Set task:
All of the records below should be output exactly.
-- Start of Excerpted data --
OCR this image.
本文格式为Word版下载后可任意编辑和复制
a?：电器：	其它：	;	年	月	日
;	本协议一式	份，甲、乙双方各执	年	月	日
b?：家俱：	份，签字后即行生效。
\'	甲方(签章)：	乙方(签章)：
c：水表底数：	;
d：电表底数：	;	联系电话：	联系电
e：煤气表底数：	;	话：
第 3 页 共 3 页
-- End of Excerpted data --
Exercise answer:
OCR this image.
本文格式为Word版下载后可任意编辑和复制
a?：电器：	其它：	;	年	月	日
;	本协议一式	份，甲、乙双方各执	年	月	日
b?：家俱：	份，签字后即行生效。
\'	甲方(签章)：	乙方(签章)：
c：水表底数：	;
d：电表底数：	;	联系电话：	联系电
e：煤气表底数：	;	话：
第 3 页 共 3 页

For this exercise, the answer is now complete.